Entries supplied Start Marker

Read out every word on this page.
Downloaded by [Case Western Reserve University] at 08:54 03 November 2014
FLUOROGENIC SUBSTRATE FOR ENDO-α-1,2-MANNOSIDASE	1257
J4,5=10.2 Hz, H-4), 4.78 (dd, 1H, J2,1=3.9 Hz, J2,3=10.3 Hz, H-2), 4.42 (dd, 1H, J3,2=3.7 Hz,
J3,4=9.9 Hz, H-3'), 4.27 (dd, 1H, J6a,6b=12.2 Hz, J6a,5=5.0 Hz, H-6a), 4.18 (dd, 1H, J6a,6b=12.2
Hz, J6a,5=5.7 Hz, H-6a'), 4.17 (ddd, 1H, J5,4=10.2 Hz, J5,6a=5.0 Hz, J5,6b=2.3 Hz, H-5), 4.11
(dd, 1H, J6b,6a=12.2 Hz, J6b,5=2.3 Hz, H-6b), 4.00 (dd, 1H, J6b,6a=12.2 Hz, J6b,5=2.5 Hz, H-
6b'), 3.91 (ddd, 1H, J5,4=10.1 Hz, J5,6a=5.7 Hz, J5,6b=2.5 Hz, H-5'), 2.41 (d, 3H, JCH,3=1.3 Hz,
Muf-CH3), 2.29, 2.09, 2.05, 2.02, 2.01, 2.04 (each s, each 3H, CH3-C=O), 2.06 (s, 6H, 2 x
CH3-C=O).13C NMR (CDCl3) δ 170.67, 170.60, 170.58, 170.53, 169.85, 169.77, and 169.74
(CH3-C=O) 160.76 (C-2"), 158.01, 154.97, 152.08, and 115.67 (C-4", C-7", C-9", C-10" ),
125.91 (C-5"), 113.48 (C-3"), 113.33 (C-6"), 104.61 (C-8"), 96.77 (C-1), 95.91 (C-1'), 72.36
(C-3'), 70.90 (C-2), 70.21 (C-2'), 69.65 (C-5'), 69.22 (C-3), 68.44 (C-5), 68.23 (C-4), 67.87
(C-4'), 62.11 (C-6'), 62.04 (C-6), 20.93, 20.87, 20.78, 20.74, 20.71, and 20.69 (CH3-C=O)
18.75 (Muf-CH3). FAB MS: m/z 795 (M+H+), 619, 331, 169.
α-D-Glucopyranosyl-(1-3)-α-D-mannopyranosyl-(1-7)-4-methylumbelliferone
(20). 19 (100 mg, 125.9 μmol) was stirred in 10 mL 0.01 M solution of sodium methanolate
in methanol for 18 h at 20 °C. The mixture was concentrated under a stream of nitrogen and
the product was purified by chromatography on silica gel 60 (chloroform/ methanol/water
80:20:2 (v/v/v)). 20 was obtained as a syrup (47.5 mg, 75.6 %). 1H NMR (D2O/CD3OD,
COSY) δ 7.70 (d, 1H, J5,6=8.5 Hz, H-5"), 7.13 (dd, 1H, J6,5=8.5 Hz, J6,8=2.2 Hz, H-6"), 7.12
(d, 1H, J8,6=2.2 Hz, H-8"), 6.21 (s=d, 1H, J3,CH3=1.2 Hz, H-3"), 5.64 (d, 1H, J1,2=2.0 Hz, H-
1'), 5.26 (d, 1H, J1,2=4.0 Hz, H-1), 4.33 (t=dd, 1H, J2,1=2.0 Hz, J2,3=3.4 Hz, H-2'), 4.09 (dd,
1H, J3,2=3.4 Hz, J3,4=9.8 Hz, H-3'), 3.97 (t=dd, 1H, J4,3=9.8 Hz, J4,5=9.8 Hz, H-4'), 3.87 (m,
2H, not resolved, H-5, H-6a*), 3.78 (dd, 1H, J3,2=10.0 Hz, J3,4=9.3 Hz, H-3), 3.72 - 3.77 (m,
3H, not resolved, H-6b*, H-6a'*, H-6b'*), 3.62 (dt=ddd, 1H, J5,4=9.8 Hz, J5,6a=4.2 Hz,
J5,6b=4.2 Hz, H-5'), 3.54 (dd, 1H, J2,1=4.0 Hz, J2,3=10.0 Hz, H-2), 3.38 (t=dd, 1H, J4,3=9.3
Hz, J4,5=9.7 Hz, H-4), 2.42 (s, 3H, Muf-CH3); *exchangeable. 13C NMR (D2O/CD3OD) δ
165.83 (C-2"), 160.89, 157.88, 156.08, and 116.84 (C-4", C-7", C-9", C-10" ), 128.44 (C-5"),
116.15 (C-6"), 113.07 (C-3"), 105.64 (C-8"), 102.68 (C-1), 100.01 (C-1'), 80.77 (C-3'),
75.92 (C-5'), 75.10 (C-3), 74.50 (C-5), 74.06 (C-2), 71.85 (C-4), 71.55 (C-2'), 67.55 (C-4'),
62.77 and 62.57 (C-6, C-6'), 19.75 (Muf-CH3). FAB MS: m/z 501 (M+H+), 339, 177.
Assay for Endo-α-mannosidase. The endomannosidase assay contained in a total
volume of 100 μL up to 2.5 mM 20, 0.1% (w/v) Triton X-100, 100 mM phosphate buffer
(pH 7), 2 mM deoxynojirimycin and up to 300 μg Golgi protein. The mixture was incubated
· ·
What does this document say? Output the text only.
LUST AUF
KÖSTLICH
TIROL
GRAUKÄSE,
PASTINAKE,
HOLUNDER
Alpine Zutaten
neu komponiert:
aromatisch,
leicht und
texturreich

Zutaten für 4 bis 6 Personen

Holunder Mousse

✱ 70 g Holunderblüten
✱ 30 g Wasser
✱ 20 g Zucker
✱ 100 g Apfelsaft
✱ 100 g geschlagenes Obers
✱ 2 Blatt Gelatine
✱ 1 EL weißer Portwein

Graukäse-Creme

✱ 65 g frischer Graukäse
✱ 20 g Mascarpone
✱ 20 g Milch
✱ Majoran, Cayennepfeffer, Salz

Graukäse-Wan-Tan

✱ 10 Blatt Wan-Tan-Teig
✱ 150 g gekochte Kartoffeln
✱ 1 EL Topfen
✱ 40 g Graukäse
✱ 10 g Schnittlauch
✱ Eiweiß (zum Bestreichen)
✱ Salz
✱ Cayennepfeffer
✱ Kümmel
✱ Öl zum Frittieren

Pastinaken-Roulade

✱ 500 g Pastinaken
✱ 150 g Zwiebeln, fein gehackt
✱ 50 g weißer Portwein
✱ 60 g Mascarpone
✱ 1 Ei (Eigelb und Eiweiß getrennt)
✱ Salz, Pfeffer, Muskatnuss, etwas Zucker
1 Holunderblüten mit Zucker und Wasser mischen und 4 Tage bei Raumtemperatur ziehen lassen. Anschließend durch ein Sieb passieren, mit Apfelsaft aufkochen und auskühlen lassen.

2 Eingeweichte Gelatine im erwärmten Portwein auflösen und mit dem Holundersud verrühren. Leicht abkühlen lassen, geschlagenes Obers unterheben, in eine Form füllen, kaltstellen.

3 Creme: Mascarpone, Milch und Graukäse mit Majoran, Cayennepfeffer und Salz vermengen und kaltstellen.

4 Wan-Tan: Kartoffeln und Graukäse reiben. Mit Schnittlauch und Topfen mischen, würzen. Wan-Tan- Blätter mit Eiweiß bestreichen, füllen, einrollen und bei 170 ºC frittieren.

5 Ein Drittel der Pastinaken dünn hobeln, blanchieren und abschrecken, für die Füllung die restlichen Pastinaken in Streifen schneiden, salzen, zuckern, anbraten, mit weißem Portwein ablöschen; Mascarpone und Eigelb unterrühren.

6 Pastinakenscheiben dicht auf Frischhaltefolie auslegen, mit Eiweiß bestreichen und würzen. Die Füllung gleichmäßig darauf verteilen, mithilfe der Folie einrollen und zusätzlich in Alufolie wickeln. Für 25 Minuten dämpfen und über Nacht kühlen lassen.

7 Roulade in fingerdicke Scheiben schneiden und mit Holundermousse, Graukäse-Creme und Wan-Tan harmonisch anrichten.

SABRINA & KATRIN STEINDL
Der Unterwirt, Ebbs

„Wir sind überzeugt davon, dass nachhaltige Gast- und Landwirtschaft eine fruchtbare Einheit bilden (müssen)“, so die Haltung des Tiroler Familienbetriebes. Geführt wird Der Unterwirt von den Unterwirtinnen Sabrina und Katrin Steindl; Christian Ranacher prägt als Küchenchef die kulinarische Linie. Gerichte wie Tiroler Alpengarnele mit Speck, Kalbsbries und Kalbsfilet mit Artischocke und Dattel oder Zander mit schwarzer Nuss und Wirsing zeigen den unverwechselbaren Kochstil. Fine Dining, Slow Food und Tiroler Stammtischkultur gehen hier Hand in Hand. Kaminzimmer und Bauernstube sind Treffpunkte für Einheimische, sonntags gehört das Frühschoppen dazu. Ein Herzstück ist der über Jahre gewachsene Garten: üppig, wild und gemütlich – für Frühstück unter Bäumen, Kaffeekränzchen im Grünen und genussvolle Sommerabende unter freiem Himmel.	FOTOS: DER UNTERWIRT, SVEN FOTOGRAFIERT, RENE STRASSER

Entries supplied End Marker

Work instruction – Where a line above contains the string "Eigelb", tally it, then give the number alone.

Answer to this problem – 2